Il tuo compito - Riscrivi le righe di tutte le voci sostituendo "legend-swatch-orange" con "legend-swatch-red" e lasciando invariato tutto il resto.
______________________________
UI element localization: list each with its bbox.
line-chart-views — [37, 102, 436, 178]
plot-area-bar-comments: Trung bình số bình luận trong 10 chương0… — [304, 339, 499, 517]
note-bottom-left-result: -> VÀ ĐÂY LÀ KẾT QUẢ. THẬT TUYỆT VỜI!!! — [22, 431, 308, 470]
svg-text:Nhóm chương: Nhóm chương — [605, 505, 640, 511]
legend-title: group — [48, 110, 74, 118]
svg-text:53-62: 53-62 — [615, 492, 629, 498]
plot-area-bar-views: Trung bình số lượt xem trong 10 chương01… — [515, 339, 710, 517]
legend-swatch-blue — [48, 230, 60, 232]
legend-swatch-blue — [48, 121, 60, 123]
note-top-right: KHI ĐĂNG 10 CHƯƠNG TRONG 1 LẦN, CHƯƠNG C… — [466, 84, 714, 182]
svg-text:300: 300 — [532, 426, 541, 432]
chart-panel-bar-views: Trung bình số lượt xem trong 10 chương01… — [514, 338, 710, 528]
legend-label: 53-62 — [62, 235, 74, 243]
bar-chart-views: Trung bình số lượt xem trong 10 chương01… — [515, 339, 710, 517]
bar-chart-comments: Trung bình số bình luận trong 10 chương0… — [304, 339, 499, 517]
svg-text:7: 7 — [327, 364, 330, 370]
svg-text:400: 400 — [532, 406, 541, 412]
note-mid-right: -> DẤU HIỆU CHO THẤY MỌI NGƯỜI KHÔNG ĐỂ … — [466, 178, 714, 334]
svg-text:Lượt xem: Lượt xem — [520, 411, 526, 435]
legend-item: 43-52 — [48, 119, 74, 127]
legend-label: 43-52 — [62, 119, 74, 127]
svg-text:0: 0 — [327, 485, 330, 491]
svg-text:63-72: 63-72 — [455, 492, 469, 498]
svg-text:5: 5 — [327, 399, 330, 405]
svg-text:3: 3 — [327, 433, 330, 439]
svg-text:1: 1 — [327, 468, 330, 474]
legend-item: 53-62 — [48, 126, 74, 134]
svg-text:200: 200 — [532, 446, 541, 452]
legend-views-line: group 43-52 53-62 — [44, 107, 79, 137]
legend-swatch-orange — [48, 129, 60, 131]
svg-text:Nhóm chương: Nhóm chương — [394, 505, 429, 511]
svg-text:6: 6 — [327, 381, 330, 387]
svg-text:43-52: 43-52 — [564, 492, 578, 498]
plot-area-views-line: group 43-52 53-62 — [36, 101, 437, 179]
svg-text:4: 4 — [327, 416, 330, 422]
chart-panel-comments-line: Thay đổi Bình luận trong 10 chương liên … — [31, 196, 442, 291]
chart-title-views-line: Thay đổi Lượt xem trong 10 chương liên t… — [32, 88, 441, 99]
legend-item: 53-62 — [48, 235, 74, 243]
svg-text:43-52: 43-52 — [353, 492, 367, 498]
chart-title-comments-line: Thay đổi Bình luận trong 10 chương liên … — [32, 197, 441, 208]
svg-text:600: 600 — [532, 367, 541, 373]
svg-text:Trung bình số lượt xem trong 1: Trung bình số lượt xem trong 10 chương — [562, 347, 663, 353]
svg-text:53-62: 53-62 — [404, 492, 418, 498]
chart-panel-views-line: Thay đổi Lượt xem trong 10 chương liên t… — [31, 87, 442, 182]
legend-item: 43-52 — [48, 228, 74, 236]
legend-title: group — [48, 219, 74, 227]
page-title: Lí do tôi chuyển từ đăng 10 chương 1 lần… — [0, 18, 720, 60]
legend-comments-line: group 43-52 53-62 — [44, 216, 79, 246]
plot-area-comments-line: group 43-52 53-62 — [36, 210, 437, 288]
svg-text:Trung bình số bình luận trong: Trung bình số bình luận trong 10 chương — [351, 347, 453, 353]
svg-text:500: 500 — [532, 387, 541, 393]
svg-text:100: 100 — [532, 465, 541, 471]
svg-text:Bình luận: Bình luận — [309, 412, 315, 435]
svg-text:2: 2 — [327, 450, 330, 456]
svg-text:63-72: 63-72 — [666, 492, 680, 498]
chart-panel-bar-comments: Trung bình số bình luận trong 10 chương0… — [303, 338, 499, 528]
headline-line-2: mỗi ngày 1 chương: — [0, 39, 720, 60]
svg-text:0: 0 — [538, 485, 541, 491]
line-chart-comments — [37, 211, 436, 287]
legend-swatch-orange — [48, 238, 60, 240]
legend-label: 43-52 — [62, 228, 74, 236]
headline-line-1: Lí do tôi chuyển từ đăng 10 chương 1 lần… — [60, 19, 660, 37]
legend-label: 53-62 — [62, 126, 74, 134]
______________________________
Risposta all'esercizio -
UI element localization: list each with its bbox.
line-chart-views — [37, 102, 436, 178]
plot-area-bar-comments: Trung bình số bình luận trong 10 chương0… — [304, 339, 499, 517]
note-bottom-left-result: -> VÀ ĐÂY LÀ KẾT QUẢ. THẬT TUYỆT VỜI!!! — [22, 431, 308, 470]
svg-text:Nhóm chương: Nhóm chương — [605, 505, 640, 511]
legend-title: group — [48, 110, 74, 118]
svg-text:53-62: 53-62 — [615, 492, 629, 498]
plot-area-bar-views: Trung bình số lượt xem trong 10 chương01… — [515, 339, 710, 517]
legend-swatch-blue — [48, 230, 60, 232]
legend-swatch-blue — [48, 121, 60, 123]
note-top-right: KHI ĐĂNG 10 CHƯƠNG TRONG 1 LẦN, CHƯƠNG C… — [466, 84, 714, 182]
svg-text:300: 300 — [532, 426, 541, 432]
chart-panel-bar-views: Trung bình số lượt xem trong 10 chương01… — [514, 338, 710, 528]
legend-label: 53-62 — [62, 235, 74, 243]
bar-chart-views: Trung bình số lượt xem trong 10 chương01… — [515, 339, 710, 517]
bar-chart-comments: Trung bình số bình luận trong 10 chương0… — [304, 339, 499, 517]
svg-text:7: 7 — [327, 364, 330, 370]
svg-text:400: 400 — [532, 406, 541, 412]
note-mid-right: -> DẤU HIỆU CHO THẤY MỌI NGƯỜI KHÔNG ĐỂ … — [466, 178, 714, 334]
svg-text:Lượt xem: Lượt xem — [520, 411, 526, 435]
legend-item: 43-52 — [48, 119, 74, 127]
legend-label: 43-52 — [62, 119, 74, 127]
svg-text:0: 0 — [327, 485, 330, 491]
svg-text:63-72: 63-72 — [455, 492, 469, 498]
svg-text:5: 5 — [327, 399, 330, 405]
svg-text:3: 3 — [327, 433, 330, 439]
svg-text:1: 1 — [327, 468, 330, 474]
legend-item: 53-62 — [48, 126, 74, 134]
svg-text:200: 200 — [532, 446, 541, 452]
legend-views-line: group 43-52 53-62 — [44, 107, 79, 137]
legend-swatch-red — [48, 129, 60, 131]
svg-text:Nhóm chương: Nhóm chương — [394, 505, 429, 511]
svg-text:6: 6 — [327, 381, 330, 387]
svg-text:43-52: 43-52 — [564, 492, 578, 498]
plot-area-views-line: group 43-52 53-62 — [36, 101, 437, 179]
svg-text:4: 4 — [327, 416, 330, 422]
chart-panel-comments-line: Thay đổi Bình luận trong 10 chương liên … — [31, 196, 442, 291]
chart-title-views-line: Thay đổi Lượt xem trong 10 chương liên t… — [32, 88, 441, 99]
legend-item: 53-62 — [48, 235, 74, 243]
svg-text:43-52: 43-52 — [353, 492, 367, 498]
chart-title-comments-line: Thay đổi Bình luận trong 10 chương liên … — [32, 197, 441, 208]
svg-text:600: 600 — [532, 367, 541, 373]
svg-text:Trung bình số lượt xem trong 1: Trung bình số lượt xem trong 10 chương — [562, 347, 663, 353]
svg-text:53-62: 53-62 — [404, 492, 418, 498]
chart-panel-views-line: Thay đổi Lượt xem trong 10 chương liên t… — [31, 87, 442, 182]
legend-item: 43-52 — [48, 228, 74, 236]
legend-title: group — [48, 219, 74, 227]
page-title: Lí do tôi chuyển từ đăng 10 chương 1 lần… — [0, 18, 720, 60]
legend-comments-line: group 43-52 53-62 — [44, 216, 79, 246]
plot-area-comments-line: group 43-52 53-62 — [36, 210, 437, 288]
svg-text:Trung bình số bình luận trong: Trung bình số bình luận trong 10 chương — [351, 347, 453, 353]
svg-text:500: 500 — [532, 387, 541, 393]
svg-text:100: 100 — [532, 465, 541, 471]
svg-text:Bình luận: Bình luận — [309, 412, 315, 435]
svg-text:2: 2 — [327, 450, 330, 456]
svg-text:63-72: 63-72 — [666, 492, 680, 498]
chart-panel-bar-comments: Trung bình số bình luận trong 10 chương0… — [303, 338, 499, 528]
headline-line-2: mỗi ngày 1 chương: — [0, 39, 720, 60]
svg-text:0: 0 — [538, 485, 541, 491]
line-chart-comments — [37, 211, 436, 287]
legend-swatch-red — [48, 238, 60, 240]
legend-label: 43-52 — [62, 228, 74, 236]
headline-line-1: Lí do tôi chuyển từ đăng 10 chương 1 lần… — [60, 19, 660, 37]
legend-label: 53-62 — [62, 126, 74, 134]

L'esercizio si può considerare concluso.